▸ What needs to be done
Reproduce this listing in full.

Begin Supplied data

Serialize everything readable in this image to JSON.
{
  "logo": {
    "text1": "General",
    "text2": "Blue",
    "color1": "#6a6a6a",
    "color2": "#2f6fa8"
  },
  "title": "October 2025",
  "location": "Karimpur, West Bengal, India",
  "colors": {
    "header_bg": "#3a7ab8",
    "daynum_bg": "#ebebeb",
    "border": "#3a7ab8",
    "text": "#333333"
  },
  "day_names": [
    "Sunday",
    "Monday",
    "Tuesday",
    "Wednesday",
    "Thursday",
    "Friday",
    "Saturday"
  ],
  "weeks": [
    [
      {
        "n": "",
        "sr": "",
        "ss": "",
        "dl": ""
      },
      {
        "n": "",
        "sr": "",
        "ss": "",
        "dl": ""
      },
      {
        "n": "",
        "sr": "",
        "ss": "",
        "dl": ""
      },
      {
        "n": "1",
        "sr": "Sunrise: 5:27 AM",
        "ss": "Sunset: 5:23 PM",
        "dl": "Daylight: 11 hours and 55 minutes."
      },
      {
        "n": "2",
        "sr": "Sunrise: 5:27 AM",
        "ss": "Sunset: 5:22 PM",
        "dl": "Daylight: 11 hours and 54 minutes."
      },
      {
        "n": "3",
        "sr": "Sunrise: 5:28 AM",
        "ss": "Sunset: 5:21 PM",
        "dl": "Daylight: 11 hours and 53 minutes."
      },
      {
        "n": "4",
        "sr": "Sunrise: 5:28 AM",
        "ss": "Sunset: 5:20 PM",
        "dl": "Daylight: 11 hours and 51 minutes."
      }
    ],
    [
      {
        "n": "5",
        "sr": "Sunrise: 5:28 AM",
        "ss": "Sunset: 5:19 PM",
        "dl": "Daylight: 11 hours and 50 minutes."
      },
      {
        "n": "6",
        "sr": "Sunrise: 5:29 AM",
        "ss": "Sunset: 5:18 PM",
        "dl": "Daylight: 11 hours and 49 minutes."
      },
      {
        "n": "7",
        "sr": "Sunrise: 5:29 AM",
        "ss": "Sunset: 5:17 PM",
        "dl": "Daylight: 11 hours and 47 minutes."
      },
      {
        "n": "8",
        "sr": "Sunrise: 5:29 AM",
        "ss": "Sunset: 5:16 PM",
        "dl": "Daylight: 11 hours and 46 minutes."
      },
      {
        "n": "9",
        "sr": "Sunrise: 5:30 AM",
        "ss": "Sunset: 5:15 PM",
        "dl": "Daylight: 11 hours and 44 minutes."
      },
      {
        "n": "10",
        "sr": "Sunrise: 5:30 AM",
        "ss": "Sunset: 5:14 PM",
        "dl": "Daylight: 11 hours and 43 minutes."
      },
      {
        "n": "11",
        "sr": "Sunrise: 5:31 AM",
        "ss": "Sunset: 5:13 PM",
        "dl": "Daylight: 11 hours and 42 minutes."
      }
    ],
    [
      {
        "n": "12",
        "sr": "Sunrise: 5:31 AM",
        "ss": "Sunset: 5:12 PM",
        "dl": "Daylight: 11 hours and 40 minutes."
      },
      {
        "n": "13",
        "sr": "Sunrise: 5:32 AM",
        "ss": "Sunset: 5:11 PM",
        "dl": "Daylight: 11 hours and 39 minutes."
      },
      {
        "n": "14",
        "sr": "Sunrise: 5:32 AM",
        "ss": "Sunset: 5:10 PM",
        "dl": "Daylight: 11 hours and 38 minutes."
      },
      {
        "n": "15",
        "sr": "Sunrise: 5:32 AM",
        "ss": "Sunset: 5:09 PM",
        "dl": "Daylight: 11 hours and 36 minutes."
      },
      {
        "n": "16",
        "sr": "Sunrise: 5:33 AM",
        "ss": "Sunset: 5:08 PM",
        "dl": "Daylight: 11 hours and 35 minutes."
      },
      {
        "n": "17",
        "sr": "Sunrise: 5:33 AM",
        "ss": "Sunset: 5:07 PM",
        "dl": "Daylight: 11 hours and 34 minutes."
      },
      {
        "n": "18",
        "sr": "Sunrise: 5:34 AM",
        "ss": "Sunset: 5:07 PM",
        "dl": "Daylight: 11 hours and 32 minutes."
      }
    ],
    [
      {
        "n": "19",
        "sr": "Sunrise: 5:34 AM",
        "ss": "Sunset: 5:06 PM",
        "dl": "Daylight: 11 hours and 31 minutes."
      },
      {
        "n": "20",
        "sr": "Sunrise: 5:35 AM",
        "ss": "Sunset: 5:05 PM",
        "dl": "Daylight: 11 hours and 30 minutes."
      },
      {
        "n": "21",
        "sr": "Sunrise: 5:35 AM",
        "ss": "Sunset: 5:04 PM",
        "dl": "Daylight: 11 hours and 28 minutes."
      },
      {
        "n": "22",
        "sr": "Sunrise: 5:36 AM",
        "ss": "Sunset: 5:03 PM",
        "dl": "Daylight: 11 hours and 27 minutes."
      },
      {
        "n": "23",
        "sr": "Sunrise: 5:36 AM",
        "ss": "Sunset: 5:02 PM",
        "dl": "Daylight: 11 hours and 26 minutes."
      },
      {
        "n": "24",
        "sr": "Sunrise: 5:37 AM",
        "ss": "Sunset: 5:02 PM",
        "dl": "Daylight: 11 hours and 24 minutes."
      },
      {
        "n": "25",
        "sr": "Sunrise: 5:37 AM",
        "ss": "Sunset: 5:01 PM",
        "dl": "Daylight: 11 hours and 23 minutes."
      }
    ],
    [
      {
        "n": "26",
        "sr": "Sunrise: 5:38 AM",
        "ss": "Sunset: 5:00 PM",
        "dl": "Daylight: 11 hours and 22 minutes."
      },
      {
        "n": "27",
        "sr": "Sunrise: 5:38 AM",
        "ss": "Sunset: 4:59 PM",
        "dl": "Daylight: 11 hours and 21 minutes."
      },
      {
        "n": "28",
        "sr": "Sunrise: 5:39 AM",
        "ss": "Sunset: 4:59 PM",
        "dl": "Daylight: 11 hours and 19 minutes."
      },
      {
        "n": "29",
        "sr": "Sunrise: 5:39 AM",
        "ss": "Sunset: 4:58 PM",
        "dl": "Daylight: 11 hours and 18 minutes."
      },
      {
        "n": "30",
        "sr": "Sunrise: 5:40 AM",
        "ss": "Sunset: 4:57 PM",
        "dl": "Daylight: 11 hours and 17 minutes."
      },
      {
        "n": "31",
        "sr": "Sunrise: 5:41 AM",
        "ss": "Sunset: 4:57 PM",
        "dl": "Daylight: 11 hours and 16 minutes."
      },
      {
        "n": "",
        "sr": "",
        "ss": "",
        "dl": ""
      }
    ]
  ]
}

End Supplied data

▸ Complete output
Serialize everything readable in this image to JSON.
{
  "logo": {
    "text1": "General",
    "text2": "Blue",
    "color1": "#6a6a6a",
    "color2": "#2f6fa8"
  },
  "title": "October 2025",
  "location": "Karimpur, West Bengal, India",
  "colors": {
    "header_bg": "#3a7ab8",
    "daynum_bg": "#ebebeb",
    "border": "#3a7ab8",
    "text": "#333333"
  },
  "day_names": [
    "Sunday",
    "Monday",
    "Tuesday",
    "Wednesday",
    "Thursday",
    "Friday",
    "Saturday"
  ],
  "weeks": [
    [
      {
        "n": "",
        "sr": "",
        "ss": "",
        "dl": ""
      },
      {
        "n": "",
        "sr": "",
        "ss": "",
        "dl": ""
      },
      {
        "n": "",
        "sr": "",
        "ss": "",
        "dl": ""
      },
      {
        "n": "1",
        "sr": "Sunrise: 5:27 AM",
        "ss": "Sunset: 5:23 PM",
        "dl": "Daylight: 11 hours and 55 minutes."
      },
      {
        "n": "2",
        "sr": "Sunrise: 5:27 AM",
        "ss": "Sunset: 5:22 PM",
        "dl": "Daylight: 11 hours and 54 minutes."
      },
      {
        "n": "3",
        "sr": "Sunrise: 5:28 AM",
        "ss": "Sunset: 5:21 PM",
        "dl": "Daylight: 11 hours and 53 minutes."
      },
      {
        "n": "4",
        "sr": "Sunrise: 5:28 AM",
        "ss": "Sunset: 5:20 PM",
        "dl": "Daylight: 11 hours and 51 minutes."
      }
    ],
    [
      {
        "n": "5",
        "sr": "Sunrise: 5:28 AM",
        "ss": "Sunset: 5:19 PM",
        "dl": "Daylight: 11 hours and 50 minutes."
      },
      {
        "n": "6",
        "sr": "Sunrise: 5:29 AM",
        "ss": "Sunset: 5:18 PM",
        "dl": "Daylight: 11 hours and 49 minutes."
      },
      {
        "n": "7",
        "sr": "Sunrise: 5:29 AM",
        "ss": "Sunset: 5:17 PM",
        "dl": "Daylight: 11 hours and 47 minutes."
      },
      {
        "n": "8",
        "sr": "Sunrise: 5:29 AM",
        "ss": "Sunset: 5:16 PM",
        "dl": "Daylight: 11 hours and 46 minutes."
      },
      {
        "n": "9",
        "sr": "Sunrise: 5:30 AM",
        "ss": "Sunset: 5:15 PM",
        "dl": "Daylight: 11 hours and 44 minutes."
      },
      {
        "n": "10",
        "sr": "Sunrise: 5:30 AM",
        "ss": "Sunset: 5:14 PM",
        "dl": "Daylight: 11 hours and 43 minutes."
      },
      {
        "n": "11",
        "sr": "Sunrise: 5:31 AM",
        "ss": "Sunset: 5:13 PM",
        "dl": "Daylight: 11 hours and 42 minutes."
      }
    ],
    [
      {
        "n": "12",
        "sr": "Sunrise: 5:31 AM",
        "ss": "Sunset: 5:12 PM",
        "dl": "Daylight: 11 hours and 40 minutes."
      },
      {
        "n": "13",
        "sr": "Sunrise: 5:32 AM",
        "ss": "Sunset: 5:11 PM",
        "dl": "Daylight: 11 hours and 39 minutes."
      },
      {
        "n": "14",
        "sr": "Sunrise: 5:32 AM",
        "ss": "Sunset: 5:10 PM",
        "dl": "Daylight: 11 hours and 38 minutes."
      },
      {
        "n": "15",
        "sr": "Sunrise: 5:32 AM",
        "ss": "Sunset: 5:09 PM",
        "dl": "Daylight: 11 hours and 36 minutes."
      },
      {
        "n": "16",
        "sr": "Sunrise: 5:33 AM",
        "ss": "Sunset: 5:08 PM",
        "dl": "Daylight: 11 hours and 35 minutes."
      },
      {
        "n": "17",
        "sr": "Sunrise: 5:33 AM",
        "ss": "Sunset: 5:07 PM",
        "dl": "Daylight: 11 hours and 34 minutes."
      },
      {
        "n": "18",
        "sr": "Sunrise: 5:34 AM",
        "ss": "Sunset: 5:07 PM",
        "dl": "Daylight: 11 hours and 32 minutes."
      }
    ],
    [
      {
        "n": "19",
        "sr": "Sunrise: 5:34 AM",
        "ss": "Sunset: 5:06 PM",
        "dl": "Daylight: 11 hours and 31 minutes."
      },
      {
        "n": "20",
        "sr": "Sunrise: 5:35 AM",
        "ss": "Sunset: 5:05 PM",
        "dl": "Daylight: 11 hours and 30 minutes."
      },
      {
        "n": "21",
        "sr": "Sunrise: 5:35 AM",
        "ss": "Sunset: 5:04 PM",
        "dl": "Daylight: 11 hours and 28 minutes."
      },
      {
        "n": "22",
        "sr": "Sunrise: 5:36 AM",
        "ss": "Sunset: 5:03 PM",
        "dl": "Daylight: 11 hours and 27 minutes."
      },
      {
        "n": "23",
        "sr": "Sunrise: 5:36 AM",
        "ss": "Sunset: 5:02 PM",
        "dl": "Daylight: 11 hours and 26 minutes."
      },
      {
        "n": "24",
        "sr": "Sunrise: 5:37 AM",
        "ss": "Sunset: 5:02 PM",
        "dl": "Daylight: 11 hours and 24 minutes."
      },
      {
        "n": "25",
        "sr": "Sunrise: 5:37 AM",
        "ss": "Sunset: 5:01 PM",
        "dl": "Daylight: 11 hours and 23 minutes."
      }
    ],
    [
      {
        "n": "26",
        "sr": "Sunrise: 5:38 AM",
        "ss": "Sunset: 5:00 PM",
        "dl": "Daylight: 11 hours and 22 minutes."
      },
      {
        "n": "27",
        "sr": "Sunrise: 5:38 AM",
        "ss": "Sunset: 4:59 PM",
        "dl": "Daylight: 11 hours and 21 minutes."
      },
      {
        "n": "28",
        "sr": "Sunrise: 5:39 AM",
        "ss": "Sunset: 4:59 PM",
        "dl": "Daylight: 11 hours and 19 minutes."
      },
      {
        "n": "29",
        "sr": "Sunrise: 5:39 AM",
        "ss": "Sunset: 4:58 PM",
        "dl": "Daylight: 11 hours and 18 minutes."
      },
      {
        "n": "30",
        "sr": "Sunrise: 5:40 AM",
        "ss": "Sunset: 4:57 PM",
        "dl": "Daylight: 11 hours and 17 minutes."
      },
      {
        "n": "31",
        "sr": "Sunrise: 5:41 AM",
        "ss": "Sunset: 4:57 PM",
        "dl": "Daylight: 11 hours and 16 minutes."
      },
      {
        "n": "",
        "sr": "",
        "ss": "",
        "dl": ""
      }
    ]
  ]
}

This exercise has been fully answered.